» What the exercise asks: Reproduce the records below word for word, starting with their first line and ending with the line that contains "axis-y-label: Y [28,229,40,247]", including both of those lines.

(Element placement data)

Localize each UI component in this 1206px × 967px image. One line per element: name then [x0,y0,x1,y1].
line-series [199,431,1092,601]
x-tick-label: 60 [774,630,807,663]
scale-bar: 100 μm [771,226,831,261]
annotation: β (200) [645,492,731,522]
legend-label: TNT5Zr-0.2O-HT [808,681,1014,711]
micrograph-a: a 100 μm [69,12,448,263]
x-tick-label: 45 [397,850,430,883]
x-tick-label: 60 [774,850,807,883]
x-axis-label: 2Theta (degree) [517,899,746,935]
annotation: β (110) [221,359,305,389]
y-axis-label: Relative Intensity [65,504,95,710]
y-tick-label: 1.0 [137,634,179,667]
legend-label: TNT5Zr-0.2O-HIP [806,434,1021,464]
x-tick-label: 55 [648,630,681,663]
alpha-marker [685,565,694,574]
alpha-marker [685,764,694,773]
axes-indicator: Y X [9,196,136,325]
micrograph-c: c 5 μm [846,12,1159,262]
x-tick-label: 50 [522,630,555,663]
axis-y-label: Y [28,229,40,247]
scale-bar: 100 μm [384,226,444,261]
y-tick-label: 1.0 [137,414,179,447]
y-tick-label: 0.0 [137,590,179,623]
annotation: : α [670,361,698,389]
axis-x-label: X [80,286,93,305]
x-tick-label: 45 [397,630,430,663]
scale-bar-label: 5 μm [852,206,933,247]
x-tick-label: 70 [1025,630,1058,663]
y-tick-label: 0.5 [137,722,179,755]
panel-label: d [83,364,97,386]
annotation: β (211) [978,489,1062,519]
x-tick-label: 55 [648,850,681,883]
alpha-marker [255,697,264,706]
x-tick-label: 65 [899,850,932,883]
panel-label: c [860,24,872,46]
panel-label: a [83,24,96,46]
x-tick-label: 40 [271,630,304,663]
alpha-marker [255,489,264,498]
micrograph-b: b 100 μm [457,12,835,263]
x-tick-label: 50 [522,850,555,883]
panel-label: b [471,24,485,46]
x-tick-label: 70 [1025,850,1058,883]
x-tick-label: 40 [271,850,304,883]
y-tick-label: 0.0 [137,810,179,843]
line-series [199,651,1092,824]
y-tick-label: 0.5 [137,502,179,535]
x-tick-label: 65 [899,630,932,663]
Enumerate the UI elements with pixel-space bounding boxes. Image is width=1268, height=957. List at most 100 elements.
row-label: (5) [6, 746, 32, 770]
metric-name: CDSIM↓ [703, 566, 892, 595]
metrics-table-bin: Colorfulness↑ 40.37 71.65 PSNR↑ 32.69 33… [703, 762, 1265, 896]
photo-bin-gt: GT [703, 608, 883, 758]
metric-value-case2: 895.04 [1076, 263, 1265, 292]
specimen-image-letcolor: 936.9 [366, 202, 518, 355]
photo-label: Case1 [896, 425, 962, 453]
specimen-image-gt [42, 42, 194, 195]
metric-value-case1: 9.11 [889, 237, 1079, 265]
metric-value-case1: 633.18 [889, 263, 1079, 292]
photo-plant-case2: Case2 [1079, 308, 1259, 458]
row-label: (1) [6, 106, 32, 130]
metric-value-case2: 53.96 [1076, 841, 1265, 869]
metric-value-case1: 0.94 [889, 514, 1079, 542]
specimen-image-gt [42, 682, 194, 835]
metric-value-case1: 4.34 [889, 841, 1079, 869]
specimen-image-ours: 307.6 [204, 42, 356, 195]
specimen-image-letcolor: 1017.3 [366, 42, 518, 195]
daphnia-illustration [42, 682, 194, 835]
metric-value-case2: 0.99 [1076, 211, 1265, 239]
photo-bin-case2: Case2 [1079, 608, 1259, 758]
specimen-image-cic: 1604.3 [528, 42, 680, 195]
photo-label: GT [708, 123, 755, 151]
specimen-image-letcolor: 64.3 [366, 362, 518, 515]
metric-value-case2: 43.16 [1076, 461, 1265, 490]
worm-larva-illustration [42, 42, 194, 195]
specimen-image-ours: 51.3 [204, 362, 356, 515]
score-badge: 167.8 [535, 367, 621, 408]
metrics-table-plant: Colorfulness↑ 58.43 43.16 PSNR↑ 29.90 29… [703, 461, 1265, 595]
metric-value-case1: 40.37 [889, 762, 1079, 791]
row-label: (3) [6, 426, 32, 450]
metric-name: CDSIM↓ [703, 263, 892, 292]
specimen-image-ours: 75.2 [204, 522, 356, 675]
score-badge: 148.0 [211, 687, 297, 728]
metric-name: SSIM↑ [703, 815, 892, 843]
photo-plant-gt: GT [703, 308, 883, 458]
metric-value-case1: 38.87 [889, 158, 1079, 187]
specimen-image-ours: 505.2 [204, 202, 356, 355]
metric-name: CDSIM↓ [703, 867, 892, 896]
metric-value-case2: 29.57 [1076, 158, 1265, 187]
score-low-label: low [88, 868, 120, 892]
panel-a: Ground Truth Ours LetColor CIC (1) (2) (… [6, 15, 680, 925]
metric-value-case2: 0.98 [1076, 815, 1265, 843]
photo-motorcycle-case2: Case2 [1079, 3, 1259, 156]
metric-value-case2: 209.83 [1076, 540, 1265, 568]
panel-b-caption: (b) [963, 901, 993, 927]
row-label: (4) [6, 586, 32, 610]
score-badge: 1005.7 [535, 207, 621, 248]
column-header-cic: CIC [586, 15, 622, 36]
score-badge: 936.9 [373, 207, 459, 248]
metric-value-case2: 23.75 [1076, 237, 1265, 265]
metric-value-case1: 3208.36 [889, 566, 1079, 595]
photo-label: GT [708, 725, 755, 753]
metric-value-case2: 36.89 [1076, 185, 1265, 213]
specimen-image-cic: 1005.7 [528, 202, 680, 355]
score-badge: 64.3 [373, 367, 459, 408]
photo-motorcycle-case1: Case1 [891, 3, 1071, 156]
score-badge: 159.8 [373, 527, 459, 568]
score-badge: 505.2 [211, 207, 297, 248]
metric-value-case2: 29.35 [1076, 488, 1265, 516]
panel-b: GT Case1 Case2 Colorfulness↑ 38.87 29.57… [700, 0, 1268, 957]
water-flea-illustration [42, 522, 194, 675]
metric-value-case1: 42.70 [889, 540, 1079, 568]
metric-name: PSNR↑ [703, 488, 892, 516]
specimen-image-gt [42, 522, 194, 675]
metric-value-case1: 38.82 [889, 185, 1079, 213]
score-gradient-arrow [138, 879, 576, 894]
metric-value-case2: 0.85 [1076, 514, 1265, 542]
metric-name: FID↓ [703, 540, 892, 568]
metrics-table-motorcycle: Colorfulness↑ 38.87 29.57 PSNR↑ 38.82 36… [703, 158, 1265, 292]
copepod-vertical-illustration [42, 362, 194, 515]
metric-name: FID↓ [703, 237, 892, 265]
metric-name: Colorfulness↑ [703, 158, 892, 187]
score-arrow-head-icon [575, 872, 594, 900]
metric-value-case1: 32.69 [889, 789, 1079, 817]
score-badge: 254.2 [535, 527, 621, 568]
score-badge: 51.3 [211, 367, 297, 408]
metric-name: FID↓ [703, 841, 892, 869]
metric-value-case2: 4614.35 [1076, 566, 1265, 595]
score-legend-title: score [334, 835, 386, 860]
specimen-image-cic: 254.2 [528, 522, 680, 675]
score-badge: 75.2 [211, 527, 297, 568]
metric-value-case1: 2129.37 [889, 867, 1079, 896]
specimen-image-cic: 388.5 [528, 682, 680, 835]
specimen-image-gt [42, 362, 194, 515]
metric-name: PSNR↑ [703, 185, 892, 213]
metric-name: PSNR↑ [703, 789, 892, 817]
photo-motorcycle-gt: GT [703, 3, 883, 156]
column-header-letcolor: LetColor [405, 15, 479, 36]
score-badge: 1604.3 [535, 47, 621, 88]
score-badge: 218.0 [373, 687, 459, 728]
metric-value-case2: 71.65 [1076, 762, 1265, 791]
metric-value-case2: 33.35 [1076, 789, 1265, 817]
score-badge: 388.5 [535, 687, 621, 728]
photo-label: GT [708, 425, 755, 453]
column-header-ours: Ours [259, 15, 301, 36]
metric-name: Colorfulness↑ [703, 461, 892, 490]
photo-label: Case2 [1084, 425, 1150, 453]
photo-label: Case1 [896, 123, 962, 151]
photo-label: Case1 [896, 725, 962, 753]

» Completed task:
Localize each UI component in this 1206px × 967px image. One line per element: name then [x0,y0,x1,y1].
line-series [199,431,1092,601]
x-tick-label: 60 [774,630,807,663]
scale-bar: 100 μm [771,226,831,261]
annotation: β (200) [645,492,731,522]
legend-label: TNT5Zr-0.2O-HT [808,681,1014,711]
micrograph-a: a 100 μm [69,12,448,263]
x-tick-label: 45 [397,850,430,883]
x-tick-label: 60 [774,850,807,883]
x-axis-label: 2Theta (degree) [517,899,746,935]
annotation: β (110) [221,359,305,389]
y-axis-label: Relative Intensity [65,504,95,710]
y-tick-label: 1.0 [137,634,179,667]
legend-label: TNT5Zr-0.2O-HIP [806,434,1021,464]
x-tick-label: 55 [648,630,681,663]
alpha-marker [685,565,694,574]
alpha-marker [685,764,694,773]
axes-indicator: Y X [9,196,136,325]
micrograph-c: c 5 μm [846,12,1159,262]
x-tick-label: 50 [522,630,555,663]
axis-y-label: Y [28,229,40,247]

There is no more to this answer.